From the listing below, select every line where the word "레드벨벳" appears.

[Figure content listings]
*****

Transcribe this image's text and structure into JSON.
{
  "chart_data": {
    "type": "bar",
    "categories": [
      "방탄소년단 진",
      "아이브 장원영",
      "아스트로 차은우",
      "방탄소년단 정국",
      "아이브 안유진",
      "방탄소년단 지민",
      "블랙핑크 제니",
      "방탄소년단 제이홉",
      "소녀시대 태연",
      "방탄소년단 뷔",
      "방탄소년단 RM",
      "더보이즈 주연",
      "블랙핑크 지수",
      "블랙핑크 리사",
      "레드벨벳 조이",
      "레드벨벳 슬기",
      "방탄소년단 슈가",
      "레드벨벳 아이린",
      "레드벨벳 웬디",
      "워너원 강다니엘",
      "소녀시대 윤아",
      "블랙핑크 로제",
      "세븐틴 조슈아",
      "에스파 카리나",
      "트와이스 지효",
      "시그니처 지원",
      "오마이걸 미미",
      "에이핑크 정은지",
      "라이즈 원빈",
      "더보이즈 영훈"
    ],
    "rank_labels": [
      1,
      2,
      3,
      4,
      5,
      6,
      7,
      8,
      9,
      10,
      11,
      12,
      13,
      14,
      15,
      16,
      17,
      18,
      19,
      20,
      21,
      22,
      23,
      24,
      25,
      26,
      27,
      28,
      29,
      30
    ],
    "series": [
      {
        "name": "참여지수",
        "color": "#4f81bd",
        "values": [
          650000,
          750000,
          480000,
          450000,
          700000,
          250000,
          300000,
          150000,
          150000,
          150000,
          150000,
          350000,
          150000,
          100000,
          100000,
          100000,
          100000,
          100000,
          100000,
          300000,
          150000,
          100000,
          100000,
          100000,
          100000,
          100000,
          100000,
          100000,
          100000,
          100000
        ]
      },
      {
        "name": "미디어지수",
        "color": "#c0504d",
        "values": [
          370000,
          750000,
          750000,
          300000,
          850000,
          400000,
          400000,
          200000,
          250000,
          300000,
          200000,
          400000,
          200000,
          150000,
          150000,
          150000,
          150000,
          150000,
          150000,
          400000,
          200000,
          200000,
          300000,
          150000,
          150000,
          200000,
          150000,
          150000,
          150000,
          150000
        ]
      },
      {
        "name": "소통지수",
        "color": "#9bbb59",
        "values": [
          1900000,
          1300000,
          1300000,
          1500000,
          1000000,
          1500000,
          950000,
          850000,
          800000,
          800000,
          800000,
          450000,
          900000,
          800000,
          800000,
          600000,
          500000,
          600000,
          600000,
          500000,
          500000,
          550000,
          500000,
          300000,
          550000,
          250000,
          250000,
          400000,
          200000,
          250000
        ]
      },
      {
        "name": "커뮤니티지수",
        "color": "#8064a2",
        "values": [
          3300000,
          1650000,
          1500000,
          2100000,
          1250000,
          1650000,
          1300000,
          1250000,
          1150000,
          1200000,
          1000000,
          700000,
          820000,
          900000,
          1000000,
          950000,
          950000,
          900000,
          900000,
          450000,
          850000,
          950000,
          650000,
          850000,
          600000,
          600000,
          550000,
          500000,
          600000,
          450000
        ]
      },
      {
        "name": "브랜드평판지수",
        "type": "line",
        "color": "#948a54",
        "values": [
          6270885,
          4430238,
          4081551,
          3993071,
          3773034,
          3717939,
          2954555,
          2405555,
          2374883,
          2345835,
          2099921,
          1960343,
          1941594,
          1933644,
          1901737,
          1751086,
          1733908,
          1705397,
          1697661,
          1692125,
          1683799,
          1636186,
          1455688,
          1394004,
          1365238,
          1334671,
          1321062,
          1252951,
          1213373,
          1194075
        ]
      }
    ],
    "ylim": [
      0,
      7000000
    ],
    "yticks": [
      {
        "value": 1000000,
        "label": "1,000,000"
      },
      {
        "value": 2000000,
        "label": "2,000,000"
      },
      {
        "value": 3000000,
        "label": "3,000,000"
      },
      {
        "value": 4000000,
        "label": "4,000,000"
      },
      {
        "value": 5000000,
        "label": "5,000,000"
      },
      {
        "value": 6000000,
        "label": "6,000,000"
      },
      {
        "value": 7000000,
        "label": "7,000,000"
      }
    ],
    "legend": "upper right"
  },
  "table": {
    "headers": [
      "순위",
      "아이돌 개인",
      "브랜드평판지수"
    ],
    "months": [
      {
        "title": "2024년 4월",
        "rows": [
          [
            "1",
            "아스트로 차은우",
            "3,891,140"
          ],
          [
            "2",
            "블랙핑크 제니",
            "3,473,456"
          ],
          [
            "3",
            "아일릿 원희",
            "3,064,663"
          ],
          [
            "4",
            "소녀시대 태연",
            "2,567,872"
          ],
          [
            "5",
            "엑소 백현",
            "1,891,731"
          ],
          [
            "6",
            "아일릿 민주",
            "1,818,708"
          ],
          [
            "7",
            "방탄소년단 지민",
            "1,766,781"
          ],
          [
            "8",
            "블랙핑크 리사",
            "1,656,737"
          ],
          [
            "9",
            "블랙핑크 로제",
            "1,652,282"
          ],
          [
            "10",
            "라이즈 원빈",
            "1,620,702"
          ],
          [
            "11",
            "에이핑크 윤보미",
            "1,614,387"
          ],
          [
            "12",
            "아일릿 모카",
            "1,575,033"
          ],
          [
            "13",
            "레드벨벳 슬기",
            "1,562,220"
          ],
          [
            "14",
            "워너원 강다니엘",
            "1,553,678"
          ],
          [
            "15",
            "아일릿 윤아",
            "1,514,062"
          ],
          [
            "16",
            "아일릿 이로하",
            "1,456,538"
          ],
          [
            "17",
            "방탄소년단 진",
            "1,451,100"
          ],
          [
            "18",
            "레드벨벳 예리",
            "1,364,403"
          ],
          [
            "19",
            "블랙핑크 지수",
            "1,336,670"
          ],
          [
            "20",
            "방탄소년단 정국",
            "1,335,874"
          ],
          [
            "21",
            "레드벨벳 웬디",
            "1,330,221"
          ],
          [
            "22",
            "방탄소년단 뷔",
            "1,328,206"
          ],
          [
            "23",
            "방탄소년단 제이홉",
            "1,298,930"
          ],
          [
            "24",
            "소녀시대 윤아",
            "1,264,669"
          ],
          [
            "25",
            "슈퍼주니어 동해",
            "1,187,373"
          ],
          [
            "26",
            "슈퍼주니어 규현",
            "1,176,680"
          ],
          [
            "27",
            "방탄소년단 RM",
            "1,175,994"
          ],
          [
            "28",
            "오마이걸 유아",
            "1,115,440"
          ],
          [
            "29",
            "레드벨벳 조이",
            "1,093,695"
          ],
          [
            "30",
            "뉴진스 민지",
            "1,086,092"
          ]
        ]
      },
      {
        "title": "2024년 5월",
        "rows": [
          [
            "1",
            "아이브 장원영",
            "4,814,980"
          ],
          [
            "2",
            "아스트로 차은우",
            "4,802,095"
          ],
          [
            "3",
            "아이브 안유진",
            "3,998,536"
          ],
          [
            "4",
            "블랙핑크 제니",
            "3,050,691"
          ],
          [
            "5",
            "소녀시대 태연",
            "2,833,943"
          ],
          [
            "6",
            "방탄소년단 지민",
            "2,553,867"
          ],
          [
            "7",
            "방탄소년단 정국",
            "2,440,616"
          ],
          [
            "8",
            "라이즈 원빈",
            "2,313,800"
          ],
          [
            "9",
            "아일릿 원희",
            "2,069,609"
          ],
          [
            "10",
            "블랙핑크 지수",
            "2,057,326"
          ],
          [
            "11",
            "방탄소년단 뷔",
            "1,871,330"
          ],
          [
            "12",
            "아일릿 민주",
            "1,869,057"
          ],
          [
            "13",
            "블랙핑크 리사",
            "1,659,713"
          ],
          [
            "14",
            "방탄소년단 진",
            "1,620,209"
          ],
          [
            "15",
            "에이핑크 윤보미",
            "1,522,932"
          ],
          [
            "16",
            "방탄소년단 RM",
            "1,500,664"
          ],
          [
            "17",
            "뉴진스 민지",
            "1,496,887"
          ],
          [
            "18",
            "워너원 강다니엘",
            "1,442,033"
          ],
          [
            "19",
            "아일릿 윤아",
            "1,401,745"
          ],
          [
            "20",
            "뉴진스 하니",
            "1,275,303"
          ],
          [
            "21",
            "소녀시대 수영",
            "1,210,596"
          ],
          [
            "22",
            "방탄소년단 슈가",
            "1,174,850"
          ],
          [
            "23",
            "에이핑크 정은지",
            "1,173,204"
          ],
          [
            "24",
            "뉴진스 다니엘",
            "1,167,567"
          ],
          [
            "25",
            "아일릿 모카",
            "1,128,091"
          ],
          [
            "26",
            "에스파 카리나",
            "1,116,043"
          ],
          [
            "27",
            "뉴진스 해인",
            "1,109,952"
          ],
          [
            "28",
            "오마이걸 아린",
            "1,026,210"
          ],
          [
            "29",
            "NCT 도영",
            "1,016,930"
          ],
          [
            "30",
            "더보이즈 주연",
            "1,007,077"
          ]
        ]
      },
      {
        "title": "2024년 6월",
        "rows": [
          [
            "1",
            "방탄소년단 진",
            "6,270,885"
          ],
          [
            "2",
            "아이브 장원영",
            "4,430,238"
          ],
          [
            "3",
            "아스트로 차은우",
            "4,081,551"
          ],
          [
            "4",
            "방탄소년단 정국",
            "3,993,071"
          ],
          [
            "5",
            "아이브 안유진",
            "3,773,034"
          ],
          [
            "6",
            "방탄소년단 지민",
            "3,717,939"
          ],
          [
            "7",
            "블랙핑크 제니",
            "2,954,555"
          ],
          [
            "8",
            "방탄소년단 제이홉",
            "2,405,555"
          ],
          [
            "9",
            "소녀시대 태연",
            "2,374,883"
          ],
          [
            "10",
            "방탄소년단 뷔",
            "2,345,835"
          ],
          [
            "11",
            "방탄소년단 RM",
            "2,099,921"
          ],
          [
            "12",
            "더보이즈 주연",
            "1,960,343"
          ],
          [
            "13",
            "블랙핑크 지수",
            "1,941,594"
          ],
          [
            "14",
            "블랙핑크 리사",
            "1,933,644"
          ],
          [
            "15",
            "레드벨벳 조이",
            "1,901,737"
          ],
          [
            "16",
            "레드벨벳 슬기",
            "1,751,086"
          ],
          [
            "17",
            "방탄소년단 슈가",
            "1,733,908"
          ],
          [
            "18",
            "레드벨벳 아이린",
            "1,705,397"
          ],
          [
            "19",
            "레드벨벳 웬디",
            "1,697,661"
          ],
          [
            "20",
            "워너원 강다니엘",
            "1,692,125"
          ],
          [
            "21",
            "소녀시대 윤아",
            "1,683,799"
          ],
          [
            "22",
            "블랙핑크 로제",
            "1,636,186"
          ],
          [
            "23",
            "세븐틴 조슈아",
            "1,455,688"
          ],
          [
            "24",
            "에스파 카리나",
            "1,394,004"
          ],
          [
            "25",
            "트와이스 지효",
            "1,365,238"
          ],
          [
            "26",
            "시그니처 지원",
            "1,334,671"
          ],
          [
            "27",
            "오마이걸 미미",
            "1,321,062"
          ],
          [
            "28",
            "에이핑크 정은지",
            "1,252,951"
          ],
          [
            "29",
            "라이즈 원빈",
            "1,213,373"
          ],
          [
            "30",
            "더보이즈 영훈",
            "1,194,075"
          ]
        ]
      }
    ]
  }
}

*****

# Exercise output
      "레드벨벳 조이",
      "레드벨벳 슬기",
      "레드벨벳 아이린",
      "레드벨벳 웬디",
            "레드벨벳 슬기",
            "레드벨벳 예리",
            "레드벨벳 웬디",
            "레드벨벳 조이",
            "레드벨벳 조이",
            "레드벨벳 슬기",
            "레드벨벳 아이린",
            "레드벨벳 웬디",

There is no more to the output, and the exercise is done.